Studio album by Teräsbetoni
- Released: 14 June 2006
- Genre: Power metal, heavy metal
- Length: 42:01
- Label: Warner Music Finland

Teräsbetoni chronology
| Metallitotuus (2005) | Vaadimme metallia (2006) | Myrskyntuoja (2008) |

= Vaadimme metallia =

Vaadimme metallia (We Demand Metal) is the second album by Finnish heavy metal band Teräsbetoni.

It was gold certified.

== Track listing ==
1. Vaadimme Metallia (3:30) ('We Demand Metal')
2. Viimeinen Tuoppi (3:36) ('Last Pint')
3. Älä Mene Metsään (3:55) ('Don't Go into the Forest')
4. Varmaan Kuolemaan (5:05) ('To a Certain Death')
5. Kuninkaat (4:48) ('Kings')
6. Saalistaja (3:28) ('The Prowler')
7. Paha Silmä (3:42) ('Evil Eye')
8. Sotureille (2:51) ('For Warriors')

(Page layout parsing data)
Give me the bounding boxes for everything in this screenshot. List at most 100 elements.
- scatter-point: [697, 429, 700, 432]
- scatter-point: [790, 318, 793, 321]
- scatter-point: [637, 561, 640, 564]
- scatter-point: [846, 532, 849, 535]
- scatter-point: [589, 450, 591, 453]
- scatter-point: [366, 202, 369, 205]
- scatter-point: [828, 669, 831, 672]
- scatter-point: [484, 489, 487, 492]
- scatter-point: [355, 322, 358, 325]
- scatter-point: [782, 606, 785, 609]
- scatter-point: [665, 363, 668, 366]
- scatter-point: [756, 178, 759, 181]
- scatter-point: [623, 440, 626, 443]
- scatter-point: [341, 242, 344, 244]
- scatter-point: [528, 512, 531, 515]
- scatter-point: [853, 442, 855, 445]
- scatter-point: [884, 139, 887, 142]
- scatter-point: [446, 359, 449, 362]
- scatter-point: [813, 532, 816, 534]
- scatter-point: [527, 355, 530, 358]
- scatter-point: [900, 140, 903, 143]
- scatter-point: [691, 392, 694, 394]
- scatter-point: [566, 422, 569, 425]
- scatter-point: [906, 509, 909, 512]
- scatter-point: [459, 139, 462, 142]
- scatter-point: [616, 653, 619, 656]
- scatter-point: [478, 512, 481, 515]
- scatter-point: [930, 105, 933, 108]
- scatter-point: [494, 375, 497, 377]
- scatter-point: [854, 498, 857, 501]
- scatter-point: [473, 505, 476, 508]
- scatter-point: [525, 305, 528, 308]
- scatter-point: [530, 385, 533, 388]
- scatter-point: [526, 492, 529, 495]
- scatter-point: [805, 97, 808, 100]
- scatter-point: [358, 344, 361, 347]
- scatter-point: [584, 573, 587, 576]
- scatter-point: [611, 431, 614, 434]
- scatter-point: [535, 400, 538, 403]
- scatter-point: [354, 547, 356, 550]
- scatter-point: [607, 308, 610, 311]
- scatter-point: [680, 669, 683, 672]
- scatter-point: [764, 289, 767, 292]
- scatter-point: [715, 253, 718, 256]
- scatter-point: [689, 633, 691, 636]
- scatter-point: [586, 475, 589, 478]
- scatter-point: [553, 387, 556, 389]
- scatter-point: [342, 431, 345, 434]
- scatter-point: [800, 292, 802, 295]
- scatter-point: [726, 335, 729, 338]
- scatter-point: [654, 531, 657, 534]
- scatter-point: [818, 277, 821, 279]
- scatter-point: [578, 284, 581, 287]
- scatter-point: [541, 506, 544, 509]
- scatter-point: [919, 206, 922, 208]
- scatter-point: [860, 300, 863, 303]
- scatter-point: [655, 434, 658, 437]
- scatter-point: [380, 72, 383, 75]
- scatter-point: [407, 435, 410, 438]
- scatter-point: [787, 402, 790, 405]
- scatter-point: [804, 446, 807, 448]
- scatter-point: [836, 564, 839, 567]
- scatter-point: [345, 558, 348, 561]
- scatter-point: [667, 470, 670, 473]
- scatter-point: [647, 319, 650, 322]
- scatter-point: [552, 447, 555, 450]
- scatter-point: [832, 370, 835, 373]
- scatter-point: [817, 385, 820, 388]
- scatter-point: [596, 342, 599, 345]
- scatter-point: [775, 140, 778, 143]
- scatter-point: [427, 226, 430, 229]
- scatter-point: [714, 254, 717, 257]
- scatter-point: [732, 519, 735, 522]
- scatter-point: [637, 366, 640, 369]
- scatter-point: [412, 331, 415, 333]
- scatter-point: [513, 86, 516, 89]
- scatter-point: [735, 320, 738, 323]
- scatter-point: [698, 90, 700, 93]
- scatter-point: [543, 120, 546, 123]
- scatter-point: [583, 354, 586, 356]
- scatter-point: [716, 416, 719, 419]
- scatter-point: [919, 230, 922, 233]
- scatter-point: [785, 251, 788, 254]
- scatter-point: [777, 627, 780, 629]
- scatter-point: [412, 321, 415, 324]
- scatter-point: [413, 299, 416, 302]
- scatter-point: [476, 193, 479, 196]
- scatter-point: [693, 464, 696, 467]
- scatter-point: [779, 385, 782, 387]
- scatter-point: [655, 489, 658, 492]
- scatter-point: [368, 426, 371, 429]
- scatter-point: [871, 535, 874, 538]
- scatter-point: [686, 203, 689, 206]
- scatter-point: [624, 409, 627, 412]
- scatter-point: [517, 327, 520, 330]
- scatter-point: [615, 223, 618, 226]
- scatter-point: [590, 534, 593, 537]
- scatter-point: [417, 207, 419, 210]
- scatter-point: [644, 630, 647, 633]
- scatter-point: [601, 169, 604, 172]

- REQUIRED WORK:
a) Answer these questions from the album entry:
(i) Which label released the album?
(ii) What is the English title given for track 3?
(iii) What certification did the album receive?
b) Please set down the part of the album entry from "Vaadimme metallia (We" up to and including "(3:36) ('Last Pint')", word for word.
None of the lines above are needed for this work.

- RESPONSES FOR EACH TASK:
a)
(i) Warner Music Finland
(ii) 'Don't Go into the Forest'
(iii) Gold

b)
Vaadimme metallia (We Demand Metal) is the second album by Finnish heavy metal band Teräsbetoni.

It was gold certified.

== Track listing ==
1. Vaadimme Metallia (3:30) ('We Demand Metal')
2. Viimeinen Tuoppi (3:36) ('Last Pint')